- _DATA TO USE_

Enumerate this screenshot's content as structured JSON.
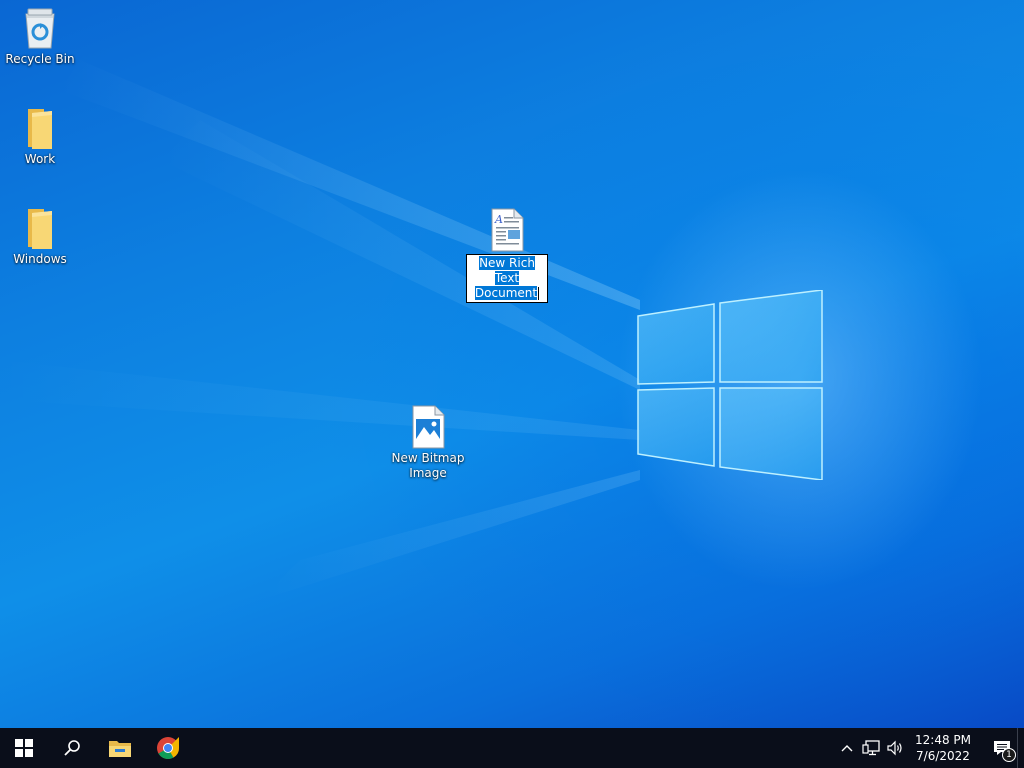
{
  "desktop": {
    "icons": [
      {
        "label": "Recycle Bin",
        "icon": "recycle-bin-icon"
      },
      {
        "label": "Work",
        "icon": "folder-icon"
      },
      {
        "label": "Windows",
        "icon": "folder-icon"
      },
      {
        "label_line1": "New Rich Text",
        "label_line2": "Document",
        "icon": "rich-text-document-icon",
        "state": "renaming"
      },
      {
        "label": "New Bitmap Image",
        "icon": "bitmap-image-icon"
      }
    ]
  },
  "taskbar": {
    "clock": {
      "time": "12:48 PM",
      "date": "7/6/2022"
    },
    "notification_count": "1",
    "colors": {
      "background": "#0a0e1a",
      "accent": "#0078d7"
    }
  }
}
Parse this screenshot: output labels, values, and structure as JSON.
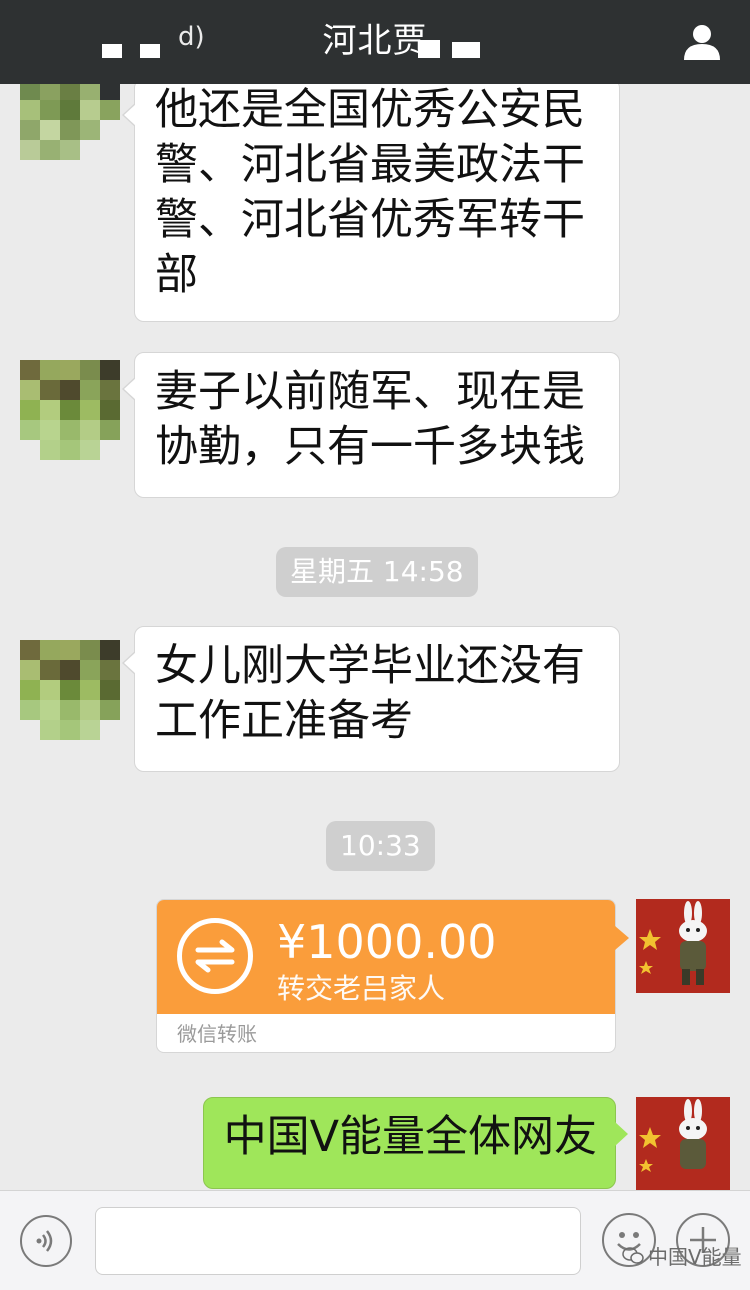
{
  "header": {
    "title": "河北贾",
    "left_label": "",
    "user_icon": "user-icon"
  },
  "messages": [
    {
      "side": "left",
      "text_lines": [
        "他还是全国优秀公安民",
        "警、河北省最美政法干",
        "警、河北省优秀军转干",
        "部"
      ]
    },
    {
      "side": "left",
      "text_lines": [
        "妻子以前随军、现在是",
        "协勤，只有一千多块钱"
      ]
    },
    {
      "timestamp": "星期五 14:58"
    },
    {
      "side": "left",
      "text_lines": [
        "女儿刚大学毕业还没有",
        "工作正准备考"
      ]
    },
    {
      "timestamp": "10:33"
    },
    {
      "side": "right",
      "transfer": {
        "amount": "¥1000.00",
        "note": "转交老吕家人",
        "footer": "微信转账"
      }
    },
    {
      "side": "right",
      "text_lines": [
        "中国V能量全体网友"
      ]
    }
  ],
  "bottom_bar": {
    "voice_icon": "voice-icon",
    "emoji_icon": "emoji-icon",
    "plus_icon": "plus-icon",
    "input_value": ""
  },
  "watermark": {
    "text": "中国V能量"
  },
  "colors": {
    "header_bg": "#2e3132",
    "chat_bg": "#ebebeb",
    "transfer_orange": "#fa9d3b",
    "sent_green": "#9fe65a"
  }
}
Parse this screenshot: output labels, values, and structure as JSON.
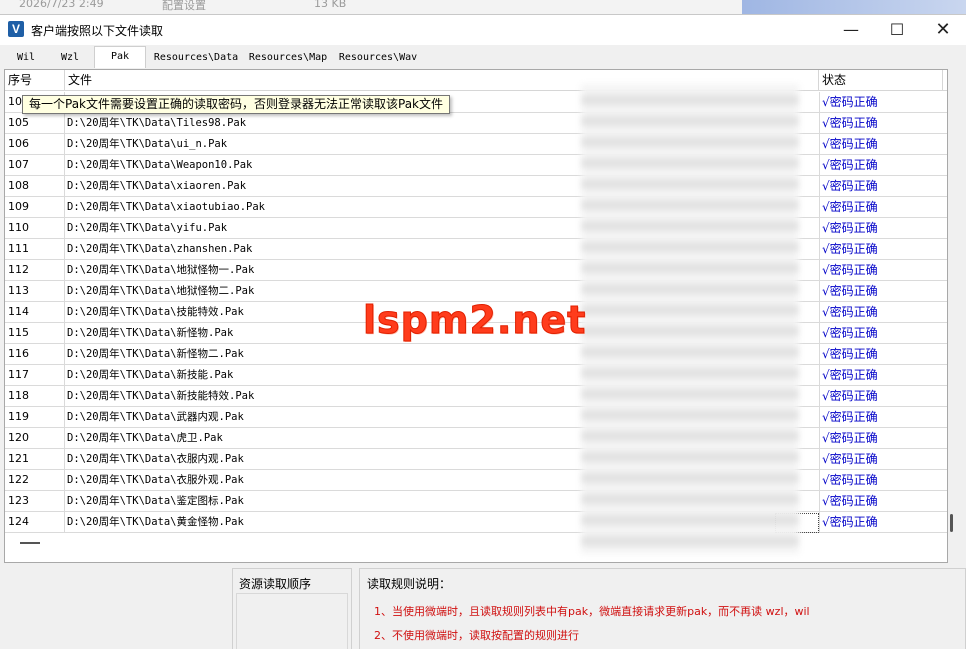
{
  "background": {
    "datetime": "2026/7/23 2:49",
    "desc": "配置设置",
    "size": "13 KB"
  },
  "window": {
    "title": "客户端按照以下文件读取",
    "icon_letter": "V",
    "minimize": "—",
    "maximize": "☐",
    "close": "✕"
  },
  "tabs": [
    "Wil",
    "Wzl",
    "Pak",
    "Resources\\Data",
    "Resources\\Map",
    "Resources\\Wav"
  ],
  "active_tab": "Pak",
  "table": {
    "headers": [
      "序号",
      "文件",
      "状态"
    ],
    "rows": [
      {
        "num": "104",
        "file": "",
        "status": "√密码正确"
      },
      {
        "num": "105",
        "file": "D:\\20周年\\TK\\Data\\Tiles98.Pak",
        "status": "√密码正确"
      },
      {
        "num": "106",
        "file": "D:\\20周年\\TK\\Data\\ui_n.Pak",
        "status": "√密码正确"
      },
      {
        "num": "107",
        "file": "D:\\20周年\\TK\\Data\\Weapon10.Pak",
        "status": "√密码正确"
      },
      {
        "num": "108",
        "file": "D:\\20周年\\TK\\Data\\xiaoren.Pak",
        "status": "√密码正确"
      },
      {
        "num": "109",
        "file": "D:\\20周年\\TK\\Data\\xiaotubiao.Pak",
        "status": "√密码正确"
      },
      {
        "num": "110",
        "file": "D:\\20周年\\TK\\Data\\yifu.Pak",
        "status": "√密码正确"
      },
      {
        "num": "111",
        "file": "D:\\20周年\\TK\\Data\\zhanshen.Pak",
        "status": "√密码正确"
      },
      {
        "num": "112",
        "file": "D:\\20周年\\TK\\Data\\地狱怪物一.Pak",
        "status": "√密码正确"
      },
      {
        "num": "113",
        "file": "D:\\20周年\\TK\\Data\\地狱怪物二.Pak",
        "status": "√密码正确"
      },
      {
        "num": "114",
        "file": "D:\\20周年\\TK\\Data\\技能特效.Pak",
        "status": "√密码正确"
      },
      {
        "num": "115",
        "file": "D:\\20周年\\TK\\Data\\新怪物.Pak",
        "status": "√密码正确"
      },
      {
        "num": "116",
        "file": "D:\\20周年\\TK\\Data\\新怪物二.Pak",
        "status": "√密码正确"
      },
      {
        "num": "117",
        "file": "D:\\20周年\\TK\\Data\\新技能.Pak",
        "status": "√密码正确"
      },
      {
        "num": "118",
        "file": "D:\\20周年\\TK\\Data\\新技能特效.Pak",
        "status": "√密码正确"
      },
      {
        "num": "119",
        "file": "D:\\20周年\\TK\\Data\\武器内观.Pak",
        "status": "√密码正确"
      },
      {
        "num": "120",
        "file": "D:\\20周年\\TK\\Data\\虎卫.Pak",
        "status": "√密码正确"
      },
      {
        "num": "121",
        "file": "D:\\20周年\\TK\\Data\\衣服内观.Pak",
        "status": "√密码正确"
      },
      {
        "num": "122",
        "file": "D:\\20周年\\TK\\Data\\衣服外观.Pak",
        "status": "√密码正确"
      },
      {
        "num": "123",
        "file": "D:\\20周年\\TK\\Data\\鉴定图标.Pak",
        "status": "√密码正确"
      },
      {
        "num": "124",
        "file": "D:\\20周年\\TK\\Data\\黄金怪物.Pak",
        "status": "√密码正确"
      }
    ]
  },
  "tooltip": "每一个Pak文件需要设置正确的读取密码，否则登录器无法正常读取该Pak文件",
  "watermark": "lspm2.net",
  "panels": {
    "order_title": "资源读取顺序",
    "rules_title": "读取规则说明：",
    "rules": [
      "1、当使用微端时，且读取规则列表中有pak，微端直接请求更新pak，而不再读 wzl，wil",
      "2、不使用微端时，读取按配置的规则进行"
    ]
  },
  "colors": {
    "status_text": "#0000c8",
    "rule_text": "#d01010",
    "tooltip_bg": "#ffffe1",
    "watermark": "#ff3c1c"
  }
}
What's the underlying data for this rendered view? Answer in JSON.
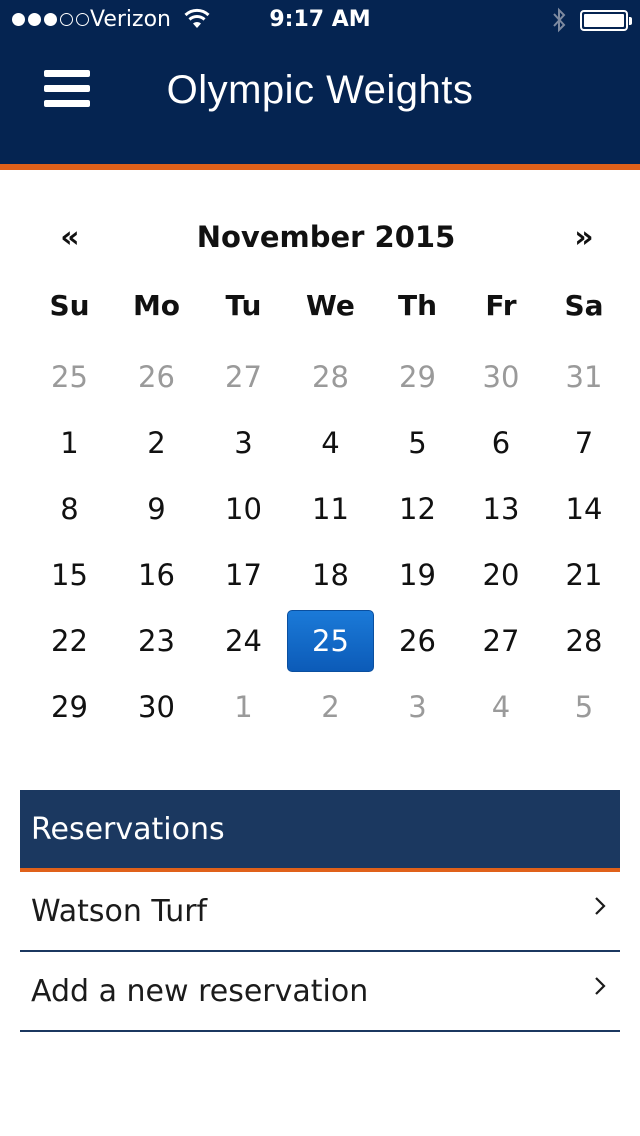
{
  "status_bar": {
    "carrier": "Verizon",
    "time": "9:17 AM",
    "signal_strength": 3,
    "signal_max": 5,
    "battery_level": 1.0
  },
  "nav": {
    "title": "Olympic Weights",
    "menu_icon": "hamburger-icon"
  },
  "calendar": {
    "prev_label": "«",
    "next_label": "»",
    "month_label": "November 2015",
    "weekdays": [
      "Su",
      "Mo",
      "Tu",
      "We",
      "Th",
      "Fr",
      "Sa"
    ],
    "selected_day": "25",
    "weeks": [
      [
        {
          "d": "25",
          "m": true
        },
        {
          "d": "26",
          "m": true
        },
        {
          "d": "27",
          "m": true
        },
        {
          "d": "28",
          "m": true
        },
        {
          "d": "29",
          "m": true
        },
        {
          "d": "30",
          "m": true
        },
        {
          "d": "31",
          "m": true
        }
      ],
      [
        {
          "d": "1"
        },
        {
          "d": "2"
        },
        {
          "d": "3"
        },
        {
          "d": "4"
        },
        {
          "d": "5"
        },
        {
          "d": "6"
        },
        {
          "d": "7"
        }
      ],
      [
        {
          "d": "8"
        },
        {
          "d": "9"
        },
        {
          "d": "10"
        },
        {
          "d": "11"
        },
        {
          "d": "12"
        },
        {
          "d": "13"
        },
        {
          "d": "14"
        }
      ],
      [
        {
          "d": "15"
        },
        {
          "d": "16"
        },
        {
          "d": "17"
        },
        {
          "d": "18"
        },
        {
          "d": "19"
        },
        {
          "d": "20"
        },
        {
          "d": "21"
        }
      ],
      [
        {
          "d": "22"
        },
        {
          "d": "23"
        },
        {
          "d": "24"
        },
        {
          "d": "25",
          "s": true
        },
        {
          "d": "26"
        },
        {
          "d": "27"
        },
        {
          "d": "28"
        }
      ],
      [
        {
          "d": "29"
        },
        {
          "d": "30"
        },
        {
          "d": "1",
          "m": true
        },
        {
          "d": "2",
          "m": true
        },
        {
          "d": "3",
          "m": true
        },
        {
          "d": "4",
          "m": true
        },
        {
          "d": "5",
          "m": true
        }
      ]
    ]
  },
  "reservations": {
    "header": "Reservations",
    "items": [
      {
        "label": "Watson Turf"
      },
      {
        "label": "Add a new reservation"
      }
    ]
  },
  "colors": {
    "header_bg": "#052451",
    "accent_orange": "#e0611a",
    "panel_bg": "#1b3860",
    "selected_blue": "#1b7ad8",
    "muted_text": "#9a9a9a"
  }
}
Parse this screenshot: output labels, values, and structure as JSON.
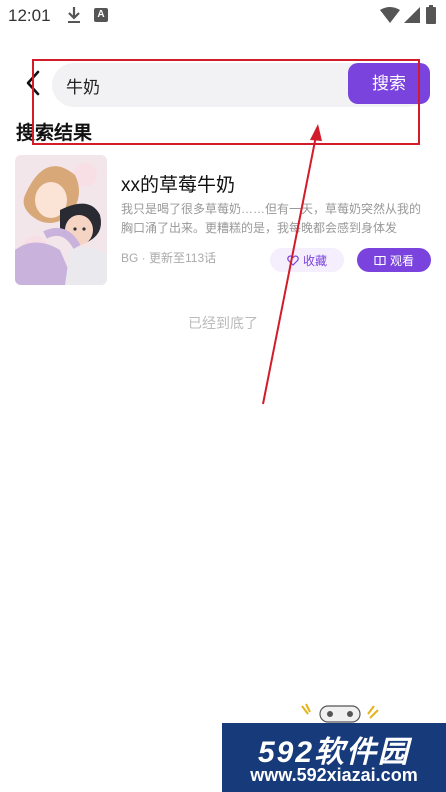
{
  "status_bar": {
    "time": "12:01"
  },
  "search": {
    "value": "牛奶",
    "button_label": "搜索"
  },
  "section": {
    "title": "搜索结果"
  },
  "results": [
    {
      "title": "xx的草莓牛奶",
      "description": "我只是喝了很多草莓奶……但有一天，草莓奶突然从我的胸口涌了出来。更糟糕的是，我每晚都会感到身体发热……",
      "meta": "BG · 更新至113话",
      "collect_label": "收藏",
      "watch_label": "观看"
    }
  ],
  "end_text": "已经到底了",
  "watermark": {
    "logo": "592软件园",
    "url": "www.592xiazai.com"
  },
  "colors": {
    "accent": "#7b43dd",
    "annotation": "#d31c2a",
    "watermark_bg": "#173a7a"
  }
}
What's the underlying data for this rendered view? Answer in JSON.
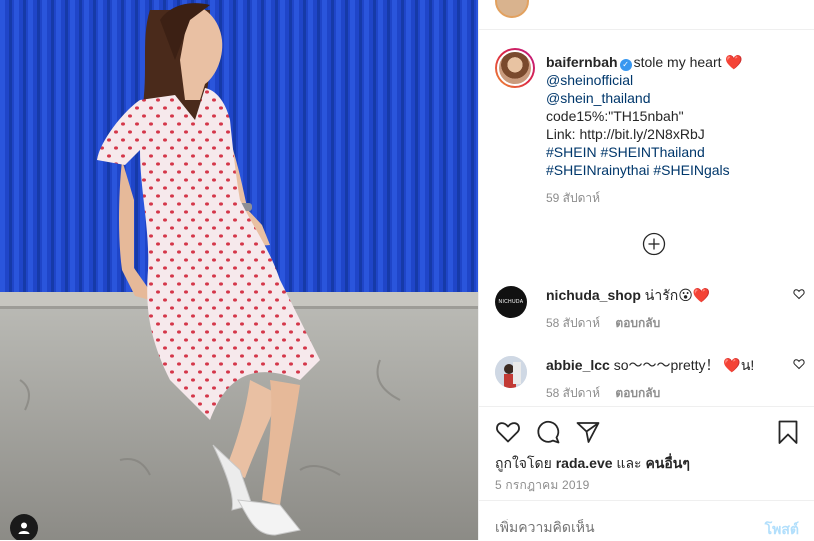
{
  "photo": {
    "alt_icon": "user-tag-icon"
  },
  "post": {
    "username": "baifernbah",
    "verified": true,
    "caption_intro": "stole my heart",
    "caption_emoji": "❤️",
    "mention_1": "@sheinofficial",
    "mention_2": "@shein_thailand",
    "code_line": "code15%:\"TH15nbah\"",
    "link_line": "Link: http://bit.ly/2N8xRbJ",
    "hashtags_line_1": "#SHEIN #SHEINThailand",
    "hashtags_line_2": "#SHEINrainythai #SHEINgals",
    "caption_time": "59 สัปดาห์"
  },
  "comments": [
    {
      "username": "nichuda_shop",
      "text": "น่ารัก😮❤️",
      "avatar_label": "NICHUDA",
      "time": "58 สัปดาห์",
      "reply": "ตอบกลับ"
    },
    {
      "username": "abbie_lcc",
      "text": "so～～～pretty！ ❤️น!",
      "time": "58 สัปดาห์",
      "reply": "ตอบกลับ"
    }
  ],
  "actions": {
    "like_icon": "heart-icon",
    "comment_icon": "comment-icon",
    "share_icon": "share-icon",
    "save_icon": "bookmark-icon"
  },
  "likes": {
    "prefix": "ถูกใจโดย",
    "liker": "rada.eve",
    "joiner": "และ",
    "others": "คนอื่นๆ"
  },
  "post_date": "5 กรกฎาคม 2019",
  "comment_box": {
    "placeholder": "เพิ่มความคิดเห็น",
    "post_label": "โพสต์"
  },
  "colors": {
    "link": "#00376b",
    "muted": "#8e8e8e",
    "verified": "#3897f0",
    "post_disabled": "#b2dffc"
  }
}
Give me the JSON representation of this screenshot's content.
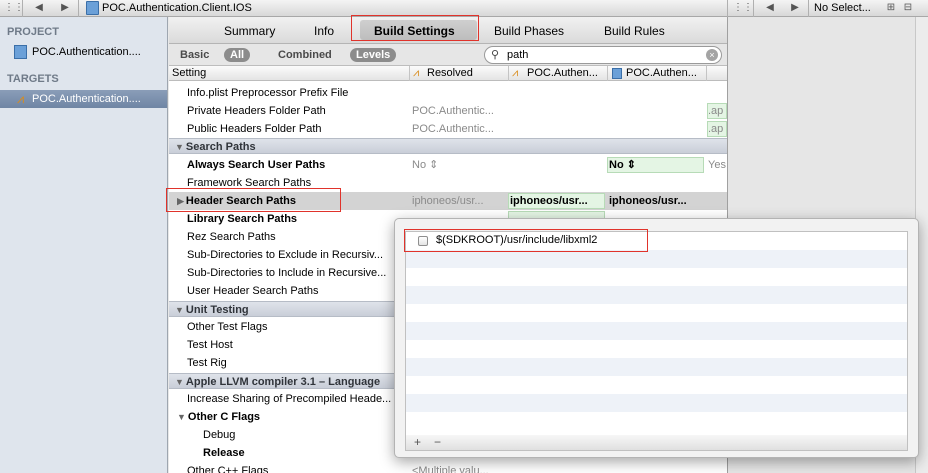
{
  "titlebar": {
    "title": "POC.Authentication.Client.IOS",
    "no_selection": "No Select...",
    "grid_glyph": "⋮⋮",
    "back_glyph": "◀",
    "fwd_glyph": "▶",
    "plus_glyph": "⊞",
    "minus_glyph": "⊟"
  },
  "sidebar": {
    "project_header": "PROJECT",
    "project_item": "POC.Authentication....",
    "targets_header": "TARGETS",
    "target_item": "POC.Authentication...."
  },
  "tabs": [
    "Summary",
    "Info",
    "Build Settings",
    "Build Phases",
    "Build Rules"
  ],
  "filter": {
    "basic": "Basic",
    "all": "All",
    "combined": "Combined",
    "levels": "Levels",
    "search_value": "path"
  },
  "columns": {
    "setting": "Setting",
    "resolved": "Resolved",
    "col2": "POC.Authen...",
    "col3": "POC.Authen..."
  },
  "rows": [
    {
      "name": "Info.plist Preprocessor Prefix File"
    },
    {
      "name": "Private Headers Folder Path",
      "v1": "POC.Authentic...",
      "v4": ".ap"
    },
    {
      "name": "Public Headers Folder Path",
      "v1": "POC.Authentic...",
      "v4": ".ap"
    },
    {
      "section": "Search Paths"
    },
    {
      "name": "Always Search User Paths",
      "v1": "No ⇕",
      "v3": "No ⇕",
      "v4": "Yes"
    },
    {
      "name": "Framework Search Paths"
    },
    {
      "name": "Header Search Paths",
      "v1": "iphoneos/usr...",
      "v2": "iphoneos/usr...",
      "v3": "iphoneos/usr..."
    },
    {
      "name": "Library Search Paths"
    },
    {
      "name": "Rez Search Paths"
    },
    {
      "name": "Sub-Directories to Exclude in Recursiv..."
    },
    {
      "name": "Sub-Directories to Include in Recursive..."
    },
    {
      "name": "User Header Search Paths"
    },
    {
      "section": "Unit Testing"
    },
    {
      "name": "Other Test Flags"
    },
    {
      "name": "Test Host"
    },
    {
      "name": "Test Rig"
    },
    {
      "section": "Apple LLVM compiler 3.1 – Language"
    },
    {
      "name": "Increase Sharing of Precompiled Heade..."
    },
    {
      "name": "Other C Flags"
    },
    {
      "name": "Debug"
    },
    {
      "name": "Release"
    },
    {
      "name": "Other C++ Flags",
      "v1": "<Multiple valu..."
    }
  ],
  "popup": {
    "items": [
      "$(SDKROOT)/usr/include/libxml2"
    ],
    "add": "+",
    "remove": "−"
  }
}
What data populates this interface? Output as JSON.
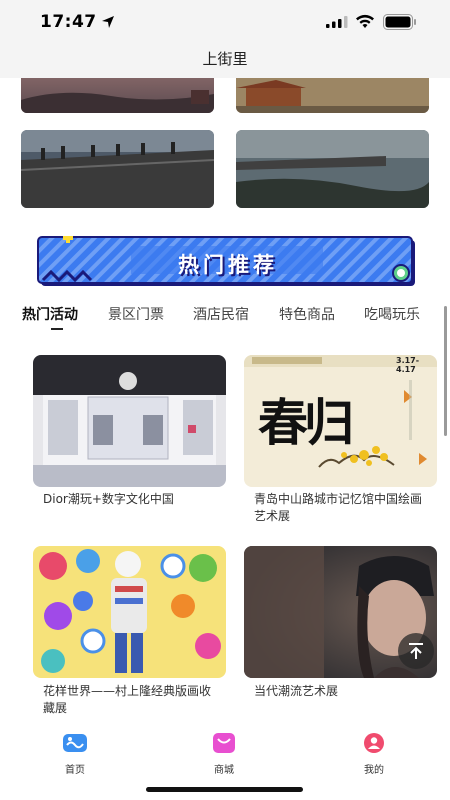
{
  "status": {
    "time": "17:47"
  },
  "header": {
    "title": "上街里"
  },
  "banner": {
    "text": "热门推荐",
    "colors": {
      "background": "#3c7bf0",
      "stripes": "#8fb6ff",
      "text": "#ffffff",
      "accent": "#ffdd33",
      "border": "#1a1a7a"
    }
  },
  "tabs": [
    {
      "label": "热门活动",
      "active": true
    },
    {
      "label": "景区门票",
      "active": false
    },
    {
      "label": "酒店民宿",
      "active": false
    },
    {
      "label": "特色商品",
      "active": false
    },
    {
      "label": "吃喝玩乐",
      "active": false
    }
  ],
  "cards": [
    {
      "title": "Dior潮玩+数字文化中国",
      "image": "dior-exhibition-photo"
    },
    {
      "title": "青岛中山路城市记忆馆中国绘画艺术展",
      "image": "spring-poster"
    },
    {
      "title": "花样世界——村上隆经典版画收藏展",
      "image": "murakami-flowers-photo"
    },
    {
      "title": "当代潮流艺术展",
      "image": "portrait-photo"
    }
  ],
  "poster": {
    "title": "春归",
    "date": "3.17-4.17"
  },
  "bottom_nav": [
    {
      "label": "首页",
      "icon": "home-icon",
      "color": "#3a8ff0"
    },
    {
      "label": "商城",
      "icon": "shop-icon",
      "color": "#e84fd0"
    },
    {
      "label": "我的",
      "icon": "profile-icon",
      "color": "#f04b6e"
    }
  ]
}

- _WHAT IS BEING ASKED_
Show the lines of the data that hold the word "iphoneos".

- _FULL OUTPUT_
      "v1": "iphoneos/usr...",
      "v2": "iphoneos/usr...",
      "v3": "iphoneos/usr..."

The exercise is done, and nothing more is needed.